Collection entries

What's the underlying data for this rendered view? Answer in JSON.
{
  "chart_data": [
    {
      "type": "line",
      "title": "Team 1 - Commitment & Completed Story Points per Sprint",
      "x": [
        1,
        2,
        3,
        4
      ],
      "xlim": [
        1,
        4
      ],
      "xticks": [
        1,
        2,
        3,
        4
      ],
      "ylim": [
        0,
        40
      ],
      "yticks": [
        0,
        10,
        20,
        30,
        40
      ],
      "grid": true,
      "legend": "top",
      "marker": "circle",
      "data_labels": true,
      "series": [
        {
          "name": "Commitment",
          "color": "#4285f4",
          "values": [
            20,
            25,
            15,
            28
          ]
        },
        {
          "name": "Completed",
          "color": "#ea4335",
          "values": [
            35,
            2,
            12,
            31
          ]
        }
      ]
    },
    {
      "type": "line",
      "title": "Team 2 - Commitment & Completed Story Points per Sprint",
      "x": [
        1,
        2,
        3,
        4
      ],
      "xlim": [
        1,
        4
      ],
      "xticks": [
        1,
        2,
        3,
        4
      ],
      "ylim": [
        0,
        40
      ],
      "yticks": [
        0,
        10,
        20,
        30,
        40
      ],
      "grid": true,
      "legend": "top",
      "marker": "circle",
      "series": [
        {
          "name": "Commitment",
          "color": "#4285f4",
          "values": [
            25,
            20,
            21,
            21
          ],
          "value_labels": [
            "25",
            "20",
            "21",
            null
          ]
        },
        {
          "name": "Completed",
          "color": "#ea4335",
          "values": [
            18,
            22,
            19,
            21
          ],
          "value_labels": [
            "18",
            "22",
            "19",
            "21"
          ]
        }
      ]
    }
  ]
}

---

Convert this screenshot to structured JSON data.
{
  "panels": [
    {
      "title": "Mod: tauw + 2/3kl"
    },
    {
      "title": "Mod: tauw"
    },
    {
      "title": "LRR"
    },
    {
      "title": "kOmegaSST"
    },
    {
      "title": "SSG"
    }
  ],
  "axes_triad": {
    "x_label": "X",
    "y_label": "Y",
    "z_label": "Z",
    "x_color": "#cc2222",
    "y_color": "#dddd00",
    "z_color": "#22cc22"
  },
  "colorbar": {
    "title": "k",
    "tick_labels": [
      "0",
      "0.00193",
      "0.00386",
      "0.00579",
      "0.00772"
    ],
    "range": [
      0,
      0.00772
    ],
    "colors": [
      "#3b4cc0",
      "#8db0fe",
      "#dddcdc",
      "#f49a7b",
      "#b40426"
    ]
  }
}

* * *

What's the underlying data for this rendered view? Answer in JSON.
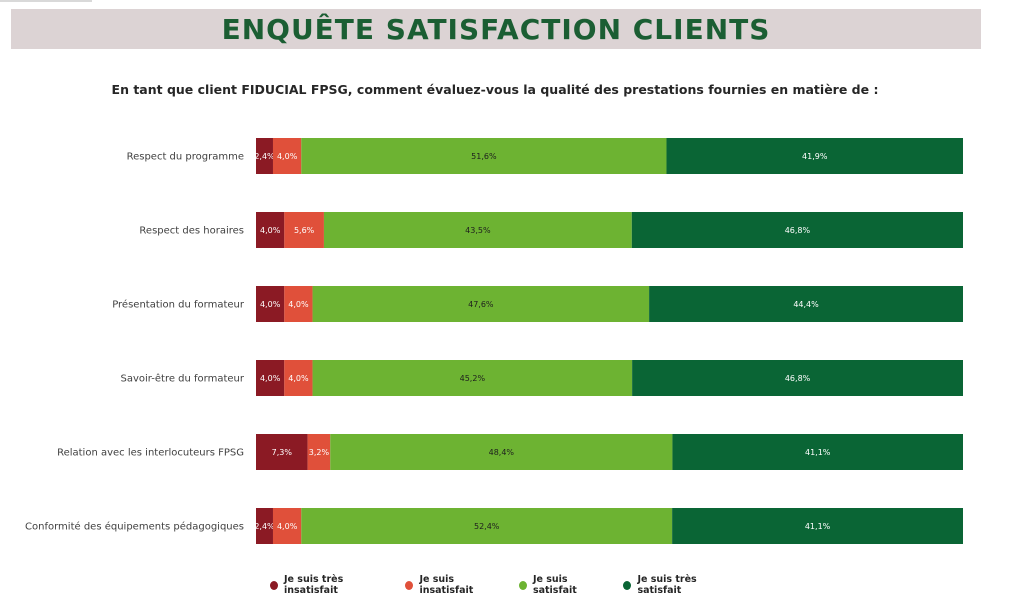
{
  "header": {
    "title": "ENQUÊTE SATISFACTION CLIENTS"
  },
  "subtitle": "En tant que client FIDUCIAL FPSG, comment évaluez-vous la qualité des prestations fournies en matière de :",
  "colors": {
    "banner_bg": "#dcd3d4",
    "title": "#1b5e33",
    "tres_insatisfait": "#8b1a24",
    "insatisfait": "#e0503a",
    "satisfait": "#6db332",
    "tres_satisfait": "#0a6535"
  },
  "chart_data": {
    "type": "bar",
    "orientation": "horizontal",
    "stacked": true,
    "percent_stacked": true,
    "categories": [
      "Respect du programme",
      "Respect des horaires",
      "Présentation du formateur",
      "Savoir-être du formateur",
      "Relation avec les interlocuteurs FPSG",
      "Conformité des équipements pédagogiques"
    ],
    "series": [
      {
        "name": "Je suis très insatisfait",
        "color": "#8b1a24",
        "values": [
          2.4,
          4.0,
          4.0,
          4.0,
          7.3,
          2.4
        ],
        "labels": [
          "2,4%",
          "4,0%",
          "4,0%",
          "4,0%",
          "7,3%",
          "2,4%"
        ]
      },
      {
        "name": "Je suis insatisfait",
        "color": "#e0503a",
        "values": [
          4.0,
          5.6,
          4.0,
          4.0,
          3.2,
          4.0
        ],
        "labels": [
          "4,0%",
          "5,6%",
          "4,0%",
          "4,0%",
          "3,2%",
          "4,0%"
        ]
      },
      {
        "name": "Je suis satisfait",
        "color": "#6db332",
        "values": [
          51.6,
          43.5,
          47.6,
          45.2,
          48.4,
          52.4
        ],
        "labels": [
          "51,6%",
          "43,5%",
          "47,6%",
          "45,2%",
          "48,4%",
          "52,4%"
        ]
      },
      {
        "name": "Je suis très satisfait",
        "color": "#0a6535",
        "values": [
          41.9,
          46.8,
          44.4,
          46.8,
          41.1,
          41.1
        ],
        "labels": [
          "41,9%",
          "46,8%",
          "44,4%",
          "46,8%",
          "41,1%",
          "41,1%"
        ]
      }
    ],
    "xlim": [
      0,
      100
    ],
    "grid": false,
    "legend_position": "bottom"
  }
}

SHORT EXERCISE
Show each line of the data that contains the string "Commitment".

OUTPUT OF THE TASK
      "title": "Team 1 - Commitment & Completed Story Points per Sprint",
          "name": "Commitment",
      "title": "Team 2 - Commitment & Completed Story Points per Sprint",
          "name": "Commitment",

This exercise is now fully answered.